[What the task requires] Single out the lines of the material that contain "rellano" and copy them.

(Dataset entries)
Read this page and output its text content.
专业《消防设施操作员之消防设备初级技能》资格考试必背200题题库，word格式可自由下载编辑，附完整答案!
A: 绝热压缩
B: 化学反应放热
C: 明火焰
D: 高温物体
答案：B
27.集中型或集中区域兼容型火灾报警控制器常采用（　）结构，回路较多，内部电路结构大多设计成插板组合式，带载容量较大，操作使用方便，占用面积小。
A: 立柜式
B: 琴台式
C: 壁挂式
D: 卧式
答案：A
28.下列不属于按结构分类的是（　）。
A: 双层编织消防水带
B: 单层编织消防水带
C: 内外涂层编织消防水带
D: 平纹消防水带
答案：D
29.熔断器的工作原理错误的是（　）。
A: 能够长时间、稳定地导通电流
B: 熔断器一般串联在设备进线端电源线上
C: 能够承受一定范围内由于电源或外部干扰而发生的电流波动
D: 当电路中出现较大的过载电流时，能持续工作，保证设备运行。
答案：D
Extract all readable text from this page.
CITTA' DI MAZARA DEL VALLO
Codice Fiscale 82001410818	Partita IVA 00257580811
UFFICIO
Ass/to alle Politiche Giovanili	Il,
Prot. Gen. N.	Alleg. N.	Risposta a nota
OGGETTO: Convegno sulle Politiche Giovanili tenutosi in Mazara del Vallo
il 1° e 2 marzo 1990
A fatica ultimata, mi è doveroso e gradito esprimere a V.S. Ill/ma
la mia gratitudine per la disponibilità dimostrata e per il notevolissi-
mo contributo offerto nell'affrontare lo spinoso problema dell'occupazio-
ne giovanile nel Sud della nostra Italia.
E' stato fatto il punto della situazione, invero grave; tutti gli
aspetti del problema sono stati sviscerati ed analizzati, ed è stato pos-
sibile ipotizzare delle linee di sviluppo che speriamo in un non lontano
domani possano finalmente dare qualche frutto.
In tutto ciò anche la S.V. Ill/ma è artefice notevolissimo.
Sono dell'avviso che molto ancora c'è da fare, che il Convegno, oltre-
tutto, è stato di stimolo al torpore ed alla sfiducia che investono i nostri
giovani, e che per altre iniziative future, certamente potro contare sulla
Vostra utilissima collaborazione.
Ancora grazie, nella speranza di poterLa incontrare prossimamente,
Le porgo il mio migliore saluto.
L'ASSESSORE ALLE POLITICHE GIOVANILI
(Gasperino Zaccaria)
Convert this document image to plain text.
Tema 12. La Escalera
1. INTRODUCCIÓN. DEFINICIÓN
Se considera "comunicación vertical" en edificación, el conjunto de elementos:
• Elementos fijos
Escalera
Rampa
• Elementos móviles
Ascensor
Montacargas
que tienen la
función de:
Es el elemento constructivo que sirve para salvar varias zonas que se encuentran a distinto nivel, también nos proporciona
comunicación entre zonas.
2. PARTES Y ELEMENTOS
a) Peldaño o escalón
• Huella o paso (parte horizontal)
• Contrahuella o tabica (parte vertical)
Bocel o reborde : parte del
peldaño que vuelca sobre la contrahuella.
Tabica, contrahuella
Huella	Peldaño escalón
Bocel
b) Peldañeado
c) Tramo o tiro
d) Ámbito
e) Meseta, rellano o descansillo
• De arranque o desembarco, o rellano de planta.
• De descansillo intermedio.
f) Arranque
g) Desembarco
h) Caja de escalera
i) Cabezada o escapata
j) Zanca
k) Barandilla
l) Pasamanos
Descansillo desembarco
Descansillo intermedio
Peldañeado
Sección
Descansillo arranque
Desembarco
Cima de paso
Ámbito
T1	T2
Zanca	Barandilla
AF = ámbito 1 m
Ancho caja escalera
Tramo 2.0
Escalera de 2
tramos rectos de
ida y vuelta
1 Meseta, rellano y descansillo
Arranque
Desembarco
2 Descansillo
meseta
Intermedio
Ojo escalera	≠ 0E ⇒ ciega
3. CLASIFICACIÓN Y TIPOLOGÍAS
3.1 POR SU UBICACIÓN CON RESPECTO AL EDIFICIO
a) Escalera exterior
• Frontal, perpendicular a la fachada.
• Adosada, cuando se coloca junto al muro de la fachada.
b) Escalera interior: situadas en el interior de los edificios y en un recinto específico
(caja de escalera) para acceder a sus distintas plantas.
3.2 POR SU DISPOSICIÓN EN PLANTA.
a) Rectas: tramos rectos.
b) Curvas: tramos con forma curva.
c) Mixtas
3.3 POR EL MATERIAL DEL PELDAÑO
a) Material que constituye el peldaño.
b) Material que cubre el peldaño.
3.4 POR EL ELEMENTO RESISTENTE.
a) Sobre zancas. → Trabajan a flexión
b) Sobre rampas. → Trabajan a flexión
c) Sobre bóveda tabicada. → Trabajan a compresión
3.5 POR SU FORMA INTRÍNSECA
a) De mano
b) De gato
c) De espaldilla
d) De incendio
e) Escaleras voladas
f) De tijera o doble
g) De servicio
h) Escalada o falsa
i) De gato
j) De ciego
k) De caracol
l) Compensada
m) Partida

[Answer for this exercise]
e) Meseta, rellano o descansillo
• De arranque o desembarco, o rellano de planta.
1 Meseta, rellano y descansillo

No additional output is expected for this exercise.